Written exercise — Without omitting anything, retype the data that follows.

Records —
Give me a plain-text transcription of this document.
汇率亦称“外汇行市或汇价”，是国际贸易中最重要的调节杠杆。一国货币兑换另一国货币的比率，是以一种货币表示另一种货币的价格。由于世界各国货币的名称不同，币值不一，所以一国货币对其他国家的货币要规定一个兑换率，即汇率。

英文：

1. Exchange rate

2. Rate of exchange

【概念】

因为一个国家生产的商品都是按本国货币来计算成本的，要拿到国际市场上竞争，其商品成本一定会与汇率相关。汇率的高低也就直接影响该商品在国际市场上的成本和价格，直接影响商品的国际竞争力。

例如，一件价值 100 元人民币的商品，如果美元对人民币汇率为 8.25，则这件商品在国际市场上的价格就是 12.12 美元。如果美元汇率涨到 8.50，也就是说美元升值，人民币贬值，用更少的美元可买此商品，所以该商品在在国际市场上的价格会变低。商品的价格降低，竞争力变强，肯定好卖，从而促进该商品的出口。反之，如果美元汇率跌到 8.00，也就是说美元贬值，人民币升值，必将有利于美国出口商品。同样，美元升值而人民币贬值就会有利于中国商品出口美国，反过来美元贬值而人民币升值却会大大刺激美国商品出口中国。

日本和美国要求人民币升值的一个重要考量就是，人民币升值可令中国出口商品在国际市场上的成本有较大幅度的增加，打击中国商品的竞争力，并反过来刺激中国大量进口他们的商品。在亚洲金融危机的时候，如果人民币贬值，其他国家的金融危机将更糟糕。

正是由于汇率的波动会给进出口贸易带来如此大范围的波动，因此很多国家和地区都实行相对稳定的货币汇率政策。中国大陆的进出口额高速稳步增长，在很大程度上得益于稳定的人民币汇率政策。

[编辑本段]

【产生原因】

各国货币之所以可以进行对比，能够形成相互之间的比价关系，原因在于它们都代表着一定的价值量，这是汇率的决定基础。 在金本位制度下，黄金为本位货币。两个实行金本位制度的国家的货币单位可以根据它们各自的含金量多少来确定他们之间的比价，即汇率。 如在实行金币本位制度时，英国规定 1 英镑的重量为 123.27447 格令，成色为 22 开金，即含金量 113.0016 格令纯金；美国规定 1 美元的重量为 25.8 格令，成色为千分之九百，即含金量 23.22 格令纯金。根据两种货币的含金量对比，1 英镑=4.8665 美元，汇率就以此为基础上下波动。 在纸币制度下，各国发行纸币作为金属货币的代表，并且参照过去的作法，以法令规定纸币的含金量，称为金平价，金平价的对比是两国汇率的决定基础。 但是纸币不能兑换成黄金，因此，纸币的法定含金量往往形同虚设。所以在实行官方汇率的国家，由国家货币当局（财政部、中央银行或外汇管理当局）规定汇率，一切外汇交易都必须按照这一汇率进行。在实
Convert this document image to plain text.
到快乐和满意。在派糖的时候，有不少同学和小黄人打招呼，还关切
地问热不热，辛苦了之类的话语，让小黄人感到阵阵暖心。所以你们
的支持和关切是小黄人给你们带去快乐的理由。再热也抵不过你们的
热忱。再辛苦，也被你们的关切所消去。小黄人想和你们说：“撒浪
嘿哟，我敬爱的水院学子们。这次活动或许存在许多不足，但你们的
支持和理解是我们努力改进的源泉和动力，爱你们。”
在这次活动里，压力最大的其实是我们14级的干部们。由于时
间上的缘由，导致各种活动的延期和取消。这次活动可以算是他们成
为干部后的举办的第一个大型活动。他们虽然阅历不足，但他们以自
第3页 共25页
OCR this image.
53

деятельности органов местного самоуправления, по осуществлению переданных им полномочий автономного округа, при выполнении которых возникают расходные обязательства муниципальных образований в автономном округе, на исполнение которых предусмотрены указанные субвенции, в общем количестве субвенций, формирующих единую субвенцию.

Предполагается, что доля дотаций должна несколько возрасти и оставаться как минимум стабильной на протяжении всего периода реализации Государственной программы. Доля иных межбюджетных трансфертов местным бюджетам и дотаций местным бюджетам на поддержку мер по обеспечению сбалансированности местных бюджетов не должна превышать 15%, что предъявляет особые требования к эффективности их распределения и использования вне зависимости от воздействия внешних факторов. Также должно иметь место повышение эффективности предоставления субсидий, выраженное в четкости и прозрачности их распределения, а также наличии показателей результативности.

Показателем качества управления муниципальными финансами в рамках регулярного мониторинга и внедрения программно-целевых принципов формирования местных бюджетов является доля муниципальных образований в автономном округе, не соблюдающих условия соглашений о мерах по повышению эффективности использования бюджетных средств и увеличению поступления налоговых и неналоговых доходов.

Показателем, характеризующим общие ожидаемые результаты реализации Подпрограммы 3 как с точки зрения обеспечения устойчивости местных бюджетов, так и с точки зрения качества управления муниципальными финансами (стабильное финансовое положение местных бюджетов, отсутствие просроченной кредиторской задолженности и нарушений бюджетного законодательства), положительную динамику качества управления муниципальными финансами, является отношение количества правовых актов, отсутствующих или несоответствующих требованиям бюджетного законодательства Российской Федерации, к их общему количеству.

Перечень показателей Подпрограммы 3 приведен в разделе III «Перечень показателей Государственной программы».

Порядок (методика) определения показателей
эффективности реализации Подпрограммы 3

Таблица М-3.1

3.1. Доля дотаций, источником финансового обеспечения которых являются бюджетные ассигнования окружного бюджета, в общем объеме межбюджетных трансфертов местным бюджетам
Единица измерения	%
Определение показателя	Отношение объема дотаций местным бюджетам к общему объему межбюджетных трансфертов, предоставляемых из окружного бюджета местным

Task response —
Give me a plain-text transcription of this document.
汇率亦称“外汇行市或汇价”，是国际贸易中最重要的调节杠杆。一国货币兑换另一国货币的比率，是以一种货币表示另一种货币的价格。由于世界各国货币的名称不同，币值不一，所以一国货币对其他国家的货币要规定一个兑换率，即汇率。

英文：

1. Exchange rate

2. Rate of exchange

【概念】

因为一个国家生产的商品都是按本国货币来计算成本的，要拿到国际市场上竞争，其商品成本一定会与汇率相关。汇率的高低也就直接影响该商品在国际市场上的成本和价格，直接影响商品的国际竞争力。

例如，一件价值 100 元人民币的商品，如果美元对人民币汇率为 8.25，则这件商品在国际市场上的价格就是 12.12 美元。如果美元汇率涨到 8.50，也就是说美元升值，人民币贬值，用更少的美元可买此商品，所以该商品在在国际市场上的价格会变低。商品的价格降低，竞争力变强，肯定好卖，从而促进该商品的出口。反之，如果美元汇率跌到 8.00，也就是说美元贬值，人民币升值，必将有利于美国出口商品。同样，美元升值而人民币贬值就会有利于中国商品出口美国，反过来美元贬值而人民币升值却会大大刺激美国商品出口中国。

日本和美国要求人民币升值的一个重要考量就是，人民币升值可令中国出口商品在国际市场上的成本有较大幅度的增加，打击中国商品的竞争力，并反过来刺激中国大量进口他们的商品。在亚洲金融危机的时候，如果人民币贬值，其他国家的金融危机将更糟糕。

正是由于汇率的波动会给进出口贸易带来如此大范围的波动，因此很多国家和地区都实行相对稳定的货币汇率政策。中国大陆的进出口额高速稳步增长，在很大程度上得益于稳定的人民币汇率政策。

[编辑本段]

【产生原因】

各国货币之所以可以进行对比，能够形成相互之间的比价关系，原因在于它们都代表着一定的价值量，这是汇率的决定基础。 在金本位制度下，黄金为本位货币。两个实行金本位制度的国家的货币单位可以根据它们各自的含金量多少来确定他们之间的比价，即汇率。 如在实行金币本位制度时，英国规定 1 英镑的重量为 123.27447 格令，成色为 22 开金，即含金量 113.0016 格令纯金；美国规定 1 美元的重量为 25.8 格令，成色为千分之九百，即含金量 23.22 格令纯金。根据两种货币的含金量对比，1 英镑=4.8665 美元，汇率就以此为基础上下波动。 在纸币制度下，各国发行纸币作为金属货币的代表，并且参照过去的作法，以法令规定纸币的含金量，称为金平价，金平价的对比是两国汇率的决定基础。 但是纸币不能兑换成黄金，因此，纸币的法定含金量往往形同虚设。所以在实行官方汇率的国家，由国家货币当局（财政部、中央银行或外汇管理当局）规定汇率，一切外汇交易都必须按照这一汇率进行。在实
Convert this document image to plain text.
到快乐和满意。在派糖的时候，有不少同学和小黄人打招呼，还关切
地问热不热，辛苦了之类的话语，让小黄人感到阵阵暖心。所以你们
的支持和关切是小黄人给你们带去快乐的理由。再热也抵不过你们的
热忱。再辛苦，也被你们的关切所消去。小黄人想和你们说：“撒浪
嘿哟，我敬爱的水院学子们。这次活动或许存在许多不足，但你们的
支持和理解是我们努力改进的源泉和动力，爱你们。”
在这次活动里，压力最大的其实是我们14级的干部们。由于时
间上的缘由，导致各种活动的延期和取消。这次活动可以算是他们成
为干部后的举办的第一个大型活动。他们虽然阅历不足，但他们以自
第3页 共25页
OCR this image.
53

деятельности органов местного самоуправления, по осуществлению переданных им полномочий автономного округа, при выполнении которых возникают расходные обязательства муниципальных образований в автономном округе, на исполнение которых предусмотрены указанные субвенции, в общем количестве субвенций, формирующих единую субвенцию.

Предполагается, что доля дотаций должна несколько возрасти и оставаться как минимум стабильной на протяжении всего периода реализации Государственной программы. Доля иных межбюджетных трансфертов местным бюджетам и дотаций местным бюджетам на поддержку мер по обеспечению сбалансированности местных бюджетов не должна превышать 15%, что предъявляет особые требования к эффективности их распределения и использования вне зависимости от воздействия внешних факторов. Также должно иметь место повышение эффективности предоставления субсидий, выраженное в четкости и прозрачности их распределения, а также наличии показателей результативности.

Показателем качества управления муниципальными финансами в рамках регулярного мониторинга и внедрения программно-целевых принципов формирования местных бюджетов является доля муниципальных образований в автономном округе, не соблюдающих условия соглашений о мерах по повышению эффективности использования бюджетных средств и увеличению поступления налоговых и неналоговых доходов.

Показателем, характеризующим общие ожидаемые результаты реализации Подпрограммы 3 как с точки зрения обеспечения устойчивости местных бюджетов, так и с точки зрения качества управления муниципальными финансами (стабильное финансовое положение местных бюджетов, отсутствие просроченной кредиторской задолженности и нарушений бюджетного законодательства), положительную динамику качества управления муниципальными финансами, является отношение количества правовых актов, отсутствующих или несоответствующих требованиям бюджетного законодательства Российской Федерации, к их общему количеству.

Перечень показателей Подпрограммы 3 приведен в разделе III «Перечень показателей Государственной программы».

Порядок (методика) определения показателей
эффективности реализации Подпрограммы 3

Таблица М-3.1

3.1. Доля дотаций, источником финансового обеспечения которых являются бюджетные ассигнования окружного бюджета, в общем объеме межбюджетных трансфертов местным бюджетам
Единица измерения	%
Определение показателя	Отношение объема дотаций местным бюджетам к общему объему межбюджетных трансфертов, предоставляемых из окружного бюджета местным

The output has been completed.